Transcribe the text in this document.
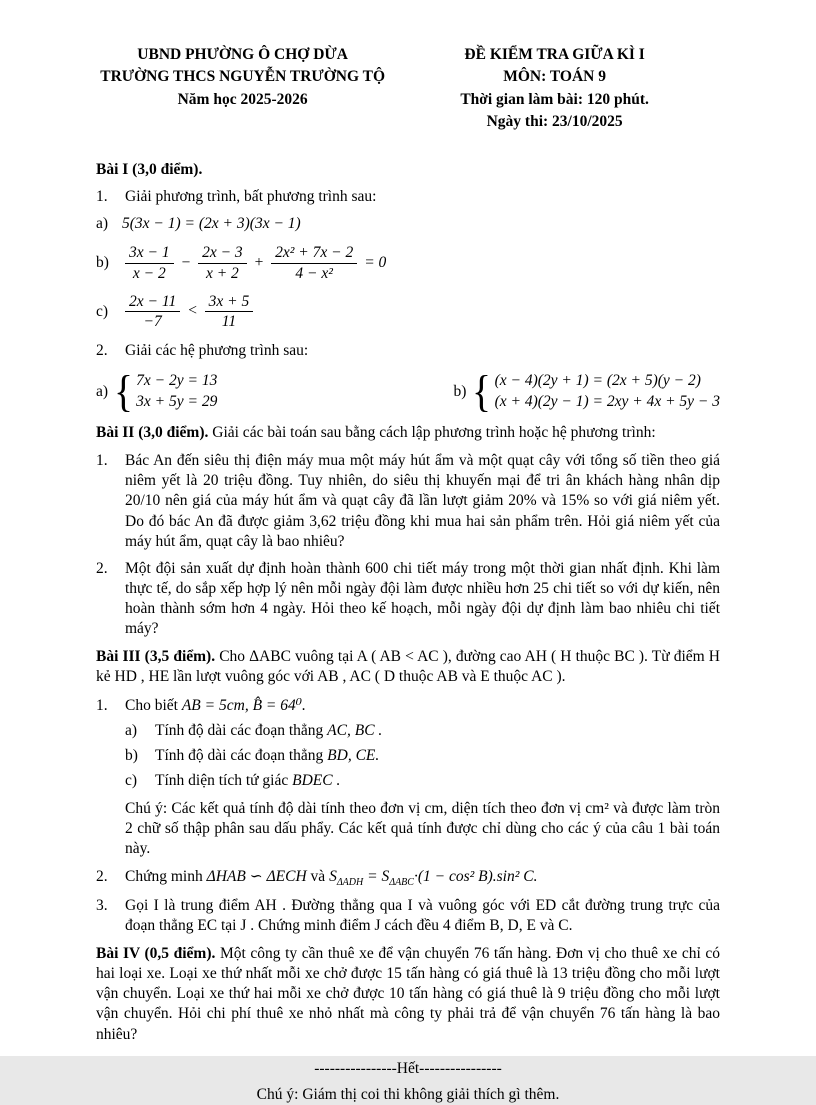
UBND PHƯỜNG Ô CHỢ DỪA
TRƯỜNG THCS NGUYỄN TRƯỜNG TỘ
Năm học 2025-2026
ĐỀ KIỂM TRA GIỮA KÌ I
MÔN: TOÁN 9
Thời gian làm bài: 120 phút.
Ngày thi: 23/10/2025
Bài I (3,0 điểm).
1.	Giải phương trình, bất phương trình sau:
a) 5(3x − 1) = (2x + 3)(3x − 1)
b)	$\frac{3x - 1}{x - 2} - \frac{2x - 3}{x + 2} + \frac{\text{2x² + 7x − 2}}{\text{4 − x²}} = 0$
c)	$\frac{2x - 11}{-7} < \frac{3x + 5}{11}$
2.	Giải các hệ phương trình sau:
a) { 7x − 2y = 13
3x + 5y = 29
b) { (x − 4)(2y + 1) = (2x + 5)(y − 2)
(x + 4)(2y − 1) = 2xy + 4x + 5y − 3

Bài II (3,0 điểm). Giải các bài toán sau bằng cách lập phương trình hoặc hệ phương trình:

1.	Bác An đến siêu thị điện máy mua một máy hút ẩm và một quạt cây với tổng số tiền theo giá niêm yết là 20 triệu đồng. Tuy nhiên, do siêu thị khuyến mại để tri ân khách hàng nhân dịp 20/10 nên giá của máy hút ẩm và quạt cây đã lần lượt giảm 20% và 15% so với giá niêm yết. Do đó bác An đã được giảm 3,62 triệu đồng khi mua hai sản phẩm trên. Hỏi giá niêm yết của máy hút ẩm, quạt cây là bao nhiêu?
2.	Một đội sản xuất dự định hoàn thành 600 chi tiết máy trong một thời gian nhất định. Khi làm thực tế, do sắp xếp hợp lý nên mỗi ngày đội làm được nhiều hơn 25 chi tiết so với dự kiến, nên hoàn thành sớm hơn 4 ngày. Hỏi theo kế hoạch, mỗi ngày đội dự định làm bao nhiêu chi tiết máy?

Bài III (3,5 điểm). Cho ΔABC vuông tại A ( AB < AC ), đường cao AH ( H thuộc BC ). Từ điểm H kẻ HD , HE lần lượt vuông góc với AB , AC ( D thuộc AB và E thuộc AC ).

1.	Cho biết AB = 5cm, B̂ = 64⁰.
a)	Tính độ dài các đoạn thẳng AC, BC .
b)	Tính độ dài các đoạn thẳng BD, CE.
c)	Tính diện tích tứ giác BDEC .
Chú ý: Các kết quả tính độ dài tính theo đơn vị cm, diện tích theo đơn vị cm² và được làm tròn 2 chữ số thập phân sau dấu phẩy. Các kết quả tính được chỉ dùng cho các ý của câu 1 bài toán này.
2.	Chứng minh ΔHAB ∽ ΔECH và $S_{\Delta ADH} = S_{\Delta ABC}\cdot(1 - \cos^2$ B).sin² C.
3.	Gọi I là trung điểm AH . Đường thẳng qua I và vuông góc với ED cắt đường trung trực của đoạn thẳng EC tại J . Chứng minh điểm J cách đều 4 điểm B, D, E và C.

Bài IV (0,5 điểm). Một công ty cần thuê xe để vận chuyển 76 tấn hàng. Đơn vị cho thuê xe chỉ có hai loại xe. Loại xe thứ nhất mỗi xe chở được 15 tấn hàng có giá thuê là 13 triệu đồng cho mỗi lượt vận chuyển. Loại xe thứ hai mỗi xe chở được 10 tấn hàng có giá thuê là 9 triệu đồng cho mỗi lượt vận chuyển. Hỏi chi phí thuê xe nhỏ nhất mà công ty phải trả để vận chuyển 76 tấn hàng là bao nhiêu?

----------------Hết----------------
Chú ý: Giám thị coi thi không giải thích gì thêm.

====================

Your instructions
Collect each line above holding the string "trình".

Result
1.	Giải phương trình, bất phương trình sau:
2.	Giải các hệ phương trình sau:
Bài II (3,0 điểm). Giải các bài toán sau bằng cách lập phương trình hoặc hệ phương trình:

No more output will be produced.